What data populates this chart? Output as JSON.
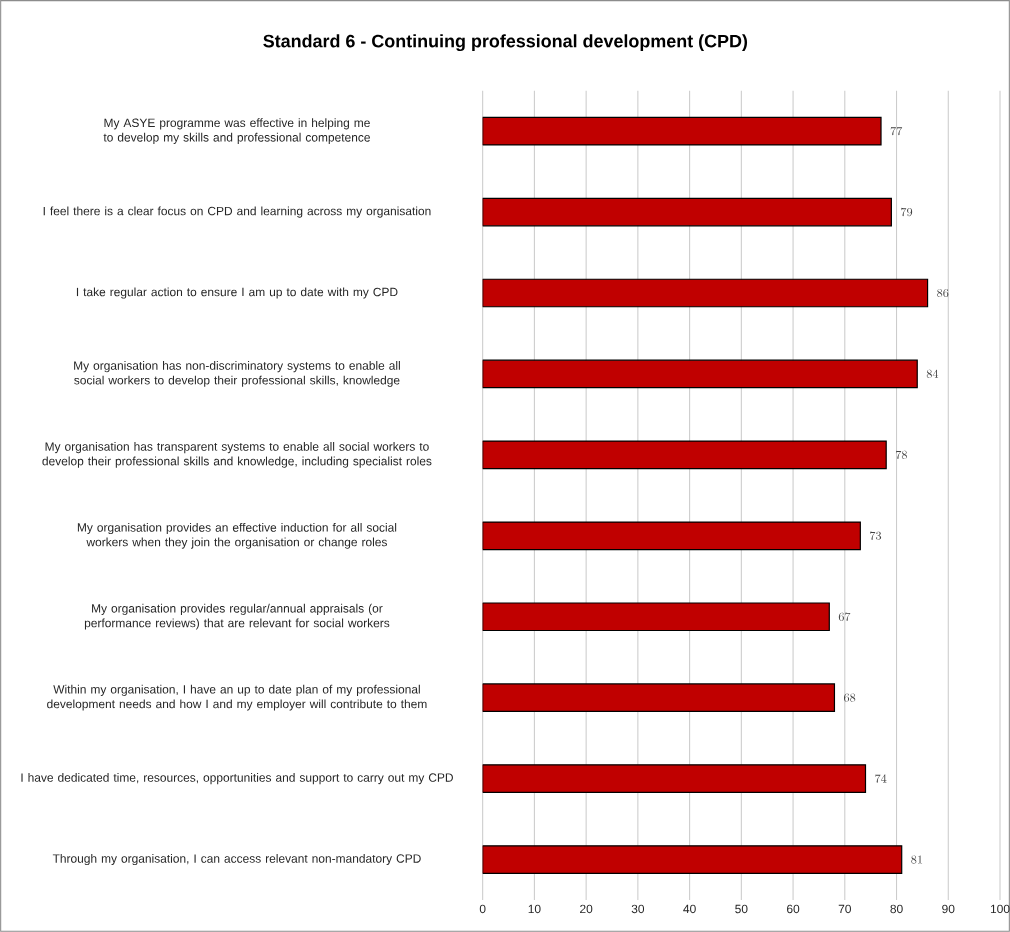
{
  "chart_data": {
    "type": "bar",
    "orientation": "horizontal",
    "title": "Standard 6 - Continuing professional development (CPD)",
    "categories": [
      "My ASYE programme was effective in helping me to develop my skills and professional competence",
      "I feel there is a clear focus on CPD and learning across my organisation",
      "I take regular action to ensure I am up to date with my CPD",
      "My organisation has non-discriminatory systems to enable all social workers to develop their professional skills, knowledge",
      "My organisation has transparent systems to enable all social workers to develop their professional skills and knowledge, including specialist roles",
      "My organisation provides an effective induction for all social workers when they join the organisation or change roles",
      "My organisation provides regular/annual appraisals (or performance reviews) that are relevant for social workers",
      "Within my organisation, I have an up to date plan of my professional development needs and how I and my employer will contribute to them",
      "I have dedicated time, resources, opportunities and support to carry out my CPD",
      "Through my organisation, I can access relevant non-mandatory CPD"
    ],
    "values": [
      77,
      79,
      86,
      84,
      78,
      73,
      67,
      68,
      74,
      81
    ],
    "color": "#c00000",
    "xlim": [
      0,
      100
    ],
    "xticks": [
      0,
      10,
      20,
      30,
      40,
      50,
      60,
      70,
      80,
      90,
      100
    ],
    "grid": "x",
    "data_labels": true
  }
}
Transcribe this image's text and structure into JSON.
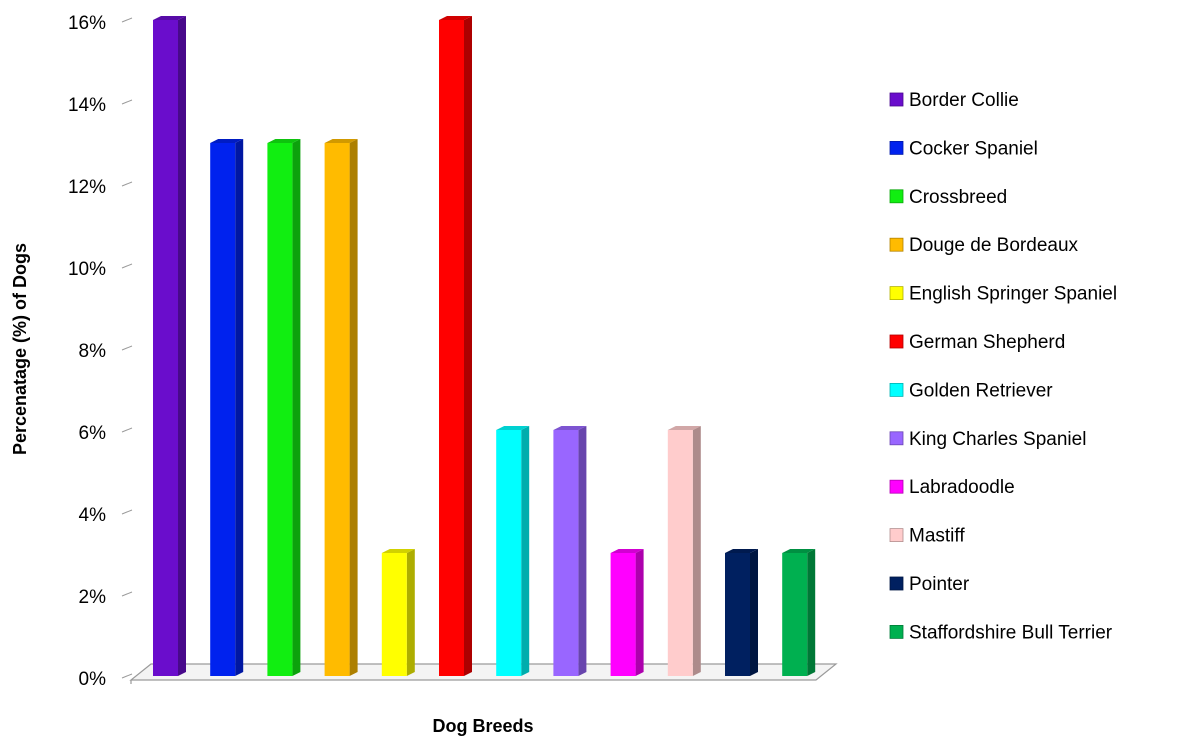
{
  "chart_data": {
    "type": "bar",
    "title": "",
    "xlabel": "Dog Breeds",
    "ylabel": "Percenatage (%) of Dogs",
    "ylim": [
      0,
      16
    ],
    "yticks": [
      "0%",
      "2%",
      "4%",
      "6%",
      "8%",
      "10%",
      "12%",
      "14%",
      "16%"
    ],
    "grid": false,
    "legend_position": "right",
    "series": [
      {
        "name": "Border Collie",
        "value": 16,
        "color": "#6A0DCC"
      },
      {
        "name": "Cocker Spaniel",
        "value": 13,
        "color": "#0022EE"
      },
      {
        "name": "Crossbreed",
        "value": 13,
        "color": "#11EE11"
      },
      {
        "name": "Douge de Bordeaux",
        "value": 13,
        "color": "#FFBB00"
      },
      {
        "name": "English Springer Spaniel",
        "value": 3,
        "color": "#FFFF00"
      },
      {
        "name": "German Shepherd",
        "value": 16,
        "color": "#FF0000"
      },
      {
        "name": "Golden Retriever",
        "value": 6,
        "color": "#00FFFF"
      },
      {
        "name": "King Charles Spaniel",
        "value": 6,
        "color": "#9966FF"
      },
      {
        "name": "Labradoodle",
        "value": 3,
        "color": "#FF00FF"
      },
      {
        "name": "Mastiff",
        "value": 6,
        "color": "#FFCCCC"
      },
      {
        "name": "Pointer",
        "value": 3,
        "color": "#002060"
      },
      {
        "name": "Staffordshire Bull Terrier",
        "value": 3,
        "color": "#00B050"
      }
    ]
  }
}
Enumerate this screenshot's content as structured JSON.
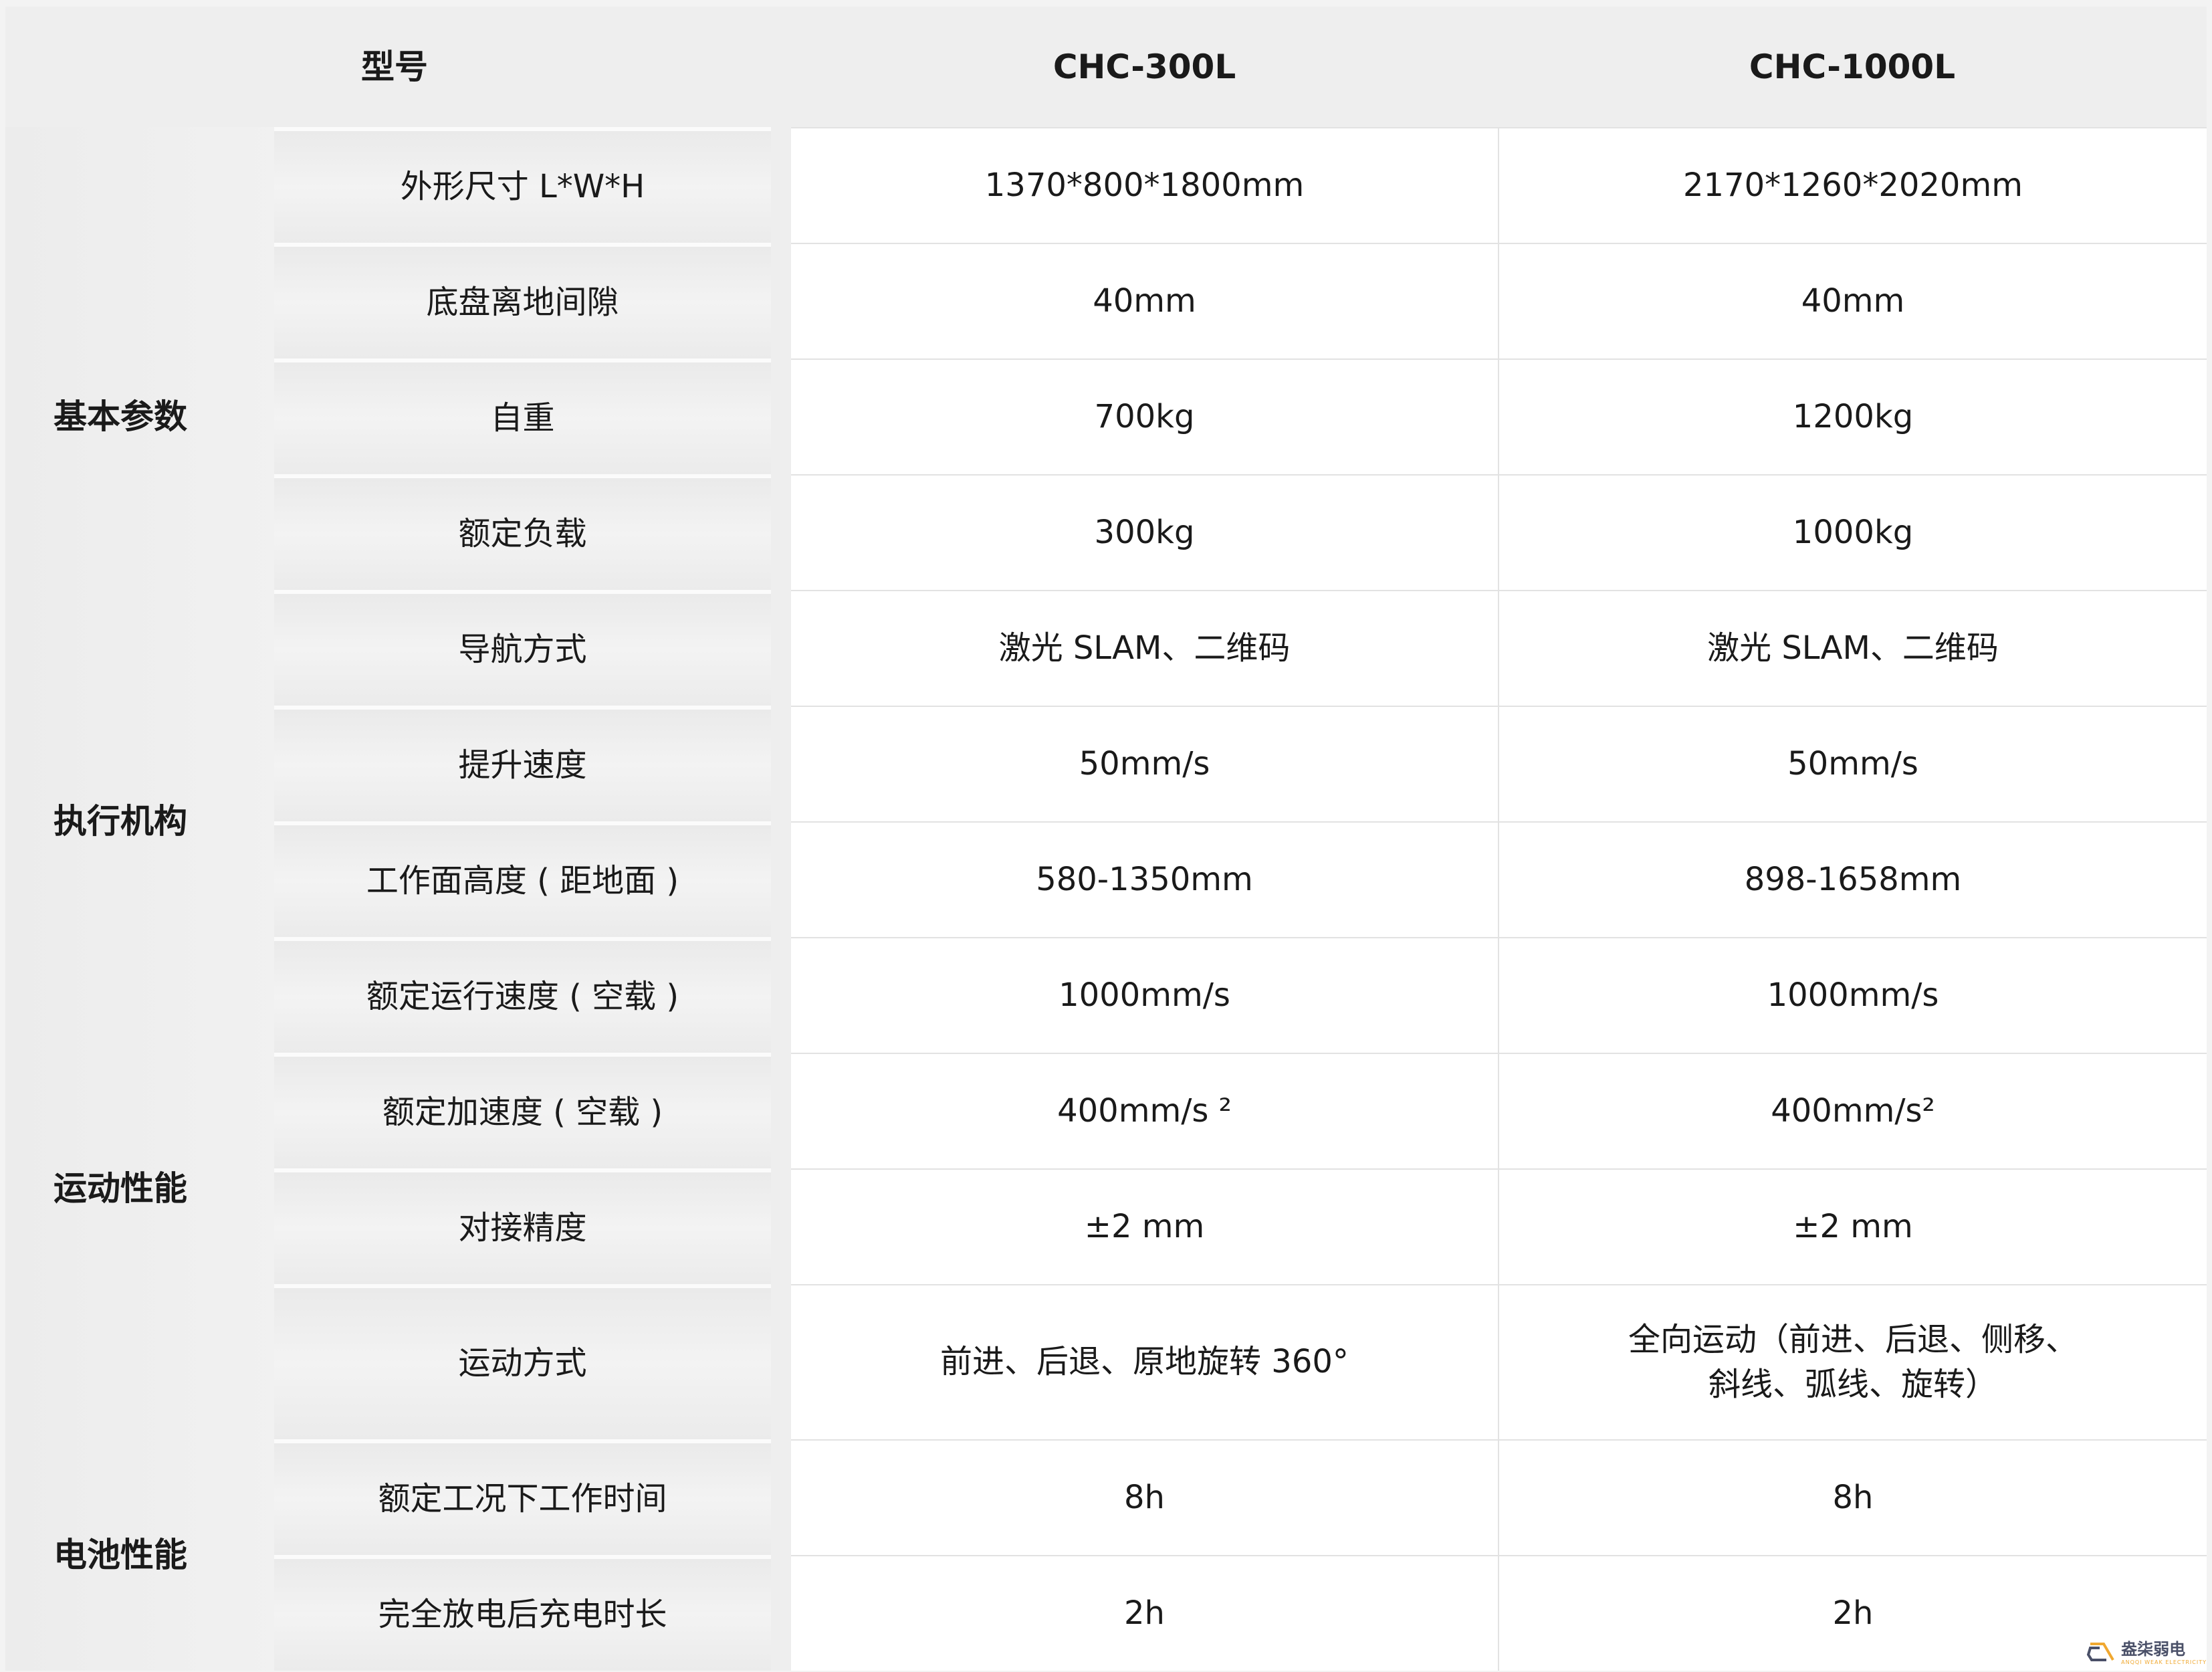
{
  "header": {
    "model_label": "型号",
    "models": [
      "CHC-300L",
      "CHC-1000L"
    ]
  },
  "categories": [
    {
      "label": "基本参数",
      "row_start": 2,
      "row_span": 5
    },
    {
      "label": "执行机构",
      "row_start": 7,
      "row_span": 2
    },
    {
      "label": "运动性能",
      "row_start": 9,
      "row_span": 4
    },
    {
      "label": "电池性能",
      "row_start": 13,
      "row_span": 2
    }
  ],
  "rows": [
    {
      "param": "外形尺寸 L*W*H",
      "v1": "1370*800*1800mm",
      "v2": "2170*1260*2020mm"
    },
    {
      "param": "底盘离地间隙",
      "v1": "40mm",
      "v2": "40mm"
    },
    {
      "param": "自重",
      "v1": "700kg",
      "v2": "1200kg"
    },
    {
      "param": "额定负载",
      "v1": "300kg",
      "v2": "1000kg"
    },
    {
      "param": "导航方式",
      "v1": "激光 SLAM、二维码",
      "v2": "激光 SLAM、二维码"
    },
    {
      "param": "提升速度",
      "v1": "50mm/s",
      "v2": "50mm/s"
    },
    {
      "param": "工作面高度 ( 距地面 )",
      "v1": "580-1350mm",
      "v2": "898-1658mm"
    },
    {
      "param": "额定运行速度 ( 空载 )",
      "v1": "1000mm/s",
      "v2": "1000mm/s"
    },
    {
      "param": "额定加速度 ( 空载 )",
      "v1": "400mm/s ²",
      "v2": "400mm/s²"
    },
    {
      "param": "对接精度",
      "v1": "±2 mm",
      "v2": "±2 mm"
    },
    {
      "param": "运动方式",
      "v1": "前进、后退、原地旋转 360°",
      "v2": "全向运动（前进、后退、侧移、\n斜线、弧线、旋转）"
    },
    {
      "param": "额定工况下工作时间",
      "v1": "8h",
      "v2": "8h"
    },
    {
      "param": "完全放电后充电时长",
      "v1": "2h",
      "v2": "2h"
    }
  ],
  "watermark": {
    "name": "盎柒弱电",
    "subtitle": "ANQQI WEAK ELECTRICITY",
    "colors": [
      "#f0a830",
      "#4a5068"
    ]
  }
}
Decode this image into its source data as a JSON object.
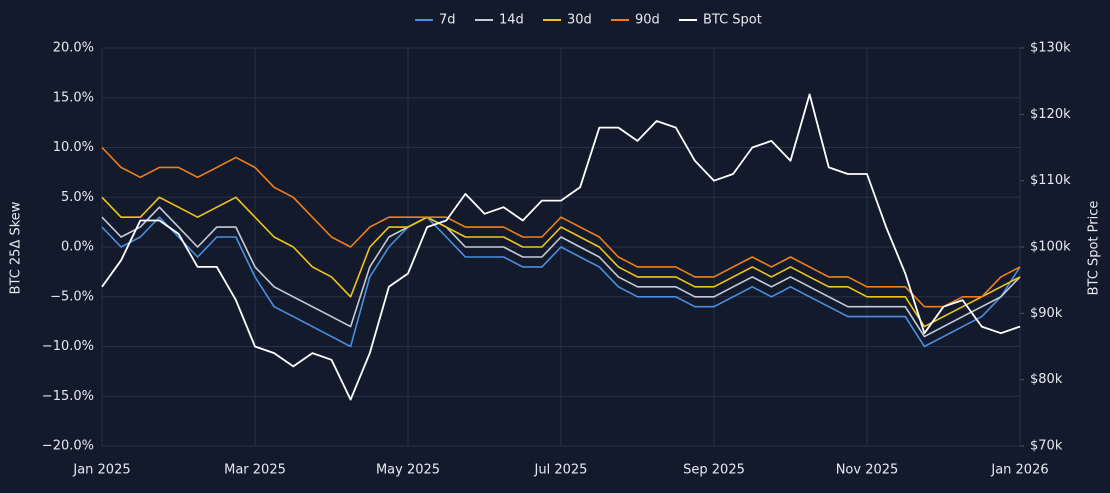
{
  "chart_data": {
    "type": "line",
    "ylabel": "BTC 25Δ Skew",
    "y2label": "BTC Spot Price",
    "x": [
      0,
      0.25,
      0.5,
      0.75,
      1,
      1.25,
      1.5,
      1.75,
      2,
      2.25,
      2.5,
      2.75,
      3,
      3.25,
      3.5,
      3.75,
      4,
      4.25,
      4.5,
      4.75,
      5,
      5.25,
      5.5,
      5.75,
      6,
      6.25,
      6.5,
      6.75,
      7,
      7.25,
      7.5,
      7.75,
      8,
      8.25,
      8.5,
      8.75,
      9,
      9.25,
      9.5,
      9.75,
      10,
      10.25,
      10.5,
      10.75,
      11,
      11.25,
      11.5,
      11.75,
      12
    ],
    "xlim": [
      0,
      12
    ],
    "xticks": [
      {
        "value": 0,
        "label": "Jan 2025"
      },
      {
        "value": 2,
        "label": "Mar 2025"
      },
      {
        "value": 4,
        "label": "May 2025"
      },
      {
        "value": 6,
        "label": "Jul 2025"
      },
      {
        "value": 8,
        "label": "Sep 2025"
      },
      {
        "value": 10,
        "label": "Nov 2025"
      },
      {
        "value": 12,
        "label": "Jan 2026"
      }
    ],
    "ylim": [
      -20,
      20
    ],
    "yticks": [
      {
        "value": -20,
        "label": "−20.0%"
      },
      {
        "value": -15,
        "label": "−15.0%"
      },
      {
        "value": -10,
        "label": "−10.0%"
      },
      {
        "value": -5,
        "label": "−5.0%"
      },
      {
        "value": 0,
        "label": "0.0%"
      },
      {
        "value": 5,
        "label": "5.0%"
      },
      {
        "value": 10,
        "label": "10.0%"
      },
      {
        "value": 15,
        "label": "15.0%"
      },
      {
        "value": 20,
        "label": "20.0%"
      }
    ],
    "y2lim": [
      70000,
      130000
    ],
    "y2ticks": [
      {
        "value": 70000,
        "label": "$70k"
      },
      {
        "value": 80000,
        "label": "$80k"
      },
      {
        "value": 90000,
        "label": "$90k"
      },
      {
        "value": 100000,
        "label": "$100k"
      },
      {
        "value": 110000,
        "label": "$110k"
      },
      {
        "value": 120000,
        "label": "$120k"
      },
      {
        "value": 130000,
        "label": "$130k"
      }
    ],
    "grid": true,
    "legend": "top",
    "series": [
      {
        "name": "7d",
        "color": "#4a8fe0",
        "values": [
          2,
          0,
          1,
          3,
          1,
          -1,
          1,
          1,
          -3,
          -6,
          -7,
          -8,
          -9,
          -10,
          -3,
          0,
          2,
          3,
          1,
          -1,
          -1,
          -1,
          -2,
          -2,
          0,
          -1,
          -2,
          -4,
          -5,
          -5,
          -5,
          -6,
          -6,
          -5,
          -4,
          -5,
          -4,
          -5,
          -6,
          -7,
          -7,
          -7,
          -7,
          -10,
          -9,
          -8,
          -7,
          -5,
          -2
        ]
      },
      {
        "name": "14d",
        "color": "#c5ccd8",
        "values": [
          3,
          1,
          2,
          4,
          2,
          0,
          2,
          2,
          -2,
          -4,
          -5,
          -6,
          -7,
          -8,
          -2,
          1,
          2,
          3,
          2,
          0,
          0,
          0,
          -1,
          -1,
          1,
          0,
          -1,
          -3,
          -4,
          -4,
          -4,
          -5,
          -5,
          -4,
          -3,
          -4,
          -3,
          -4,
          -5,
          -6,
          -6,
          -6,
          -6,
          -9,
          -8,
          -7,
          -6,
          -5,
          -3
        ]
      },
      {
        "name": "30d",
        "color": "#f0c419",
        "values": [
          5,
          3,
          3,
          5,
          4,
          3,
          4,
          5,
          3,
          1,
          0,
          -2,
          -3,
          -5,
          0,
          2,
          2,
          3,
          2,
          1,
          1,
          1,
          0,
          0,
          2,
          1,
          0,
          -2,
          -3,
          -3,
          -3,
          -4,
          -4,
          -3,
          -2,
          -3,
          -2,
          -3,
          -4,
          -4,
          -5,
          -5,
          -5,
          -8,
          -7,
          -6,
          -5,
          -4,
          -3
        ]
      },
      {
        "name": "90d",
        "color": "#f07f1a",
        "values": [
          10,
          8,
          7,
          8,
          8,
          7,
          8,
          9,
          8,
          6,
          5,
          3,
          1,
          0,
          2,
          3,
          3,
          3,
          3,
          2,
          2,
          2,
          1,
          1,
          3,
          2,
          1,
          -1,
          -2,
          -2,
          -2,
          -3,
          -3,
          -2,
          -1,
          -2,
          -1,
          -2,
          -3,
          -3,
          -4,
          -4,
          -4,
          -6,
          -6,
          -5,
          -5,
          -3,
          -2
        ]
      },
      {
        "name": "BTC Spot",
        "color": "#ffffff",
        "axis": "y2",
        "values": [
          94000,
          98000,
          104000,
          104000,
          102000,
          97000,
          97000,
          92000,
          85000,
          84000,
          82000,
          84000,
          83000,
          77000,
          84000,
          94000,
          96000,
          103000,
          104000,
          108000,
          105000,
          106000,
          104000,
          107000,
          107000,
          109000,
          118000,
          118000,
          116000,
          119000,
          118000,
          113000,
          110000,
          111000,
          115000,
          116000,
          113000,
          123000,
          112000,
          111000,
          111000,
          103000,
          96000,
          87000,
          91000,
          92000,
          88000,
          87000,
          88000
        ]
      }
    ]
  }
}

■ ■ ■

List every line in the records above that contains the word "effective".

*FINAL RESULT:*
      "My ASYE programme was effective in helping me to develop my skills and professional competence",
      "My organisation provides an effective induction for all social workers when they join the organisation or change roles",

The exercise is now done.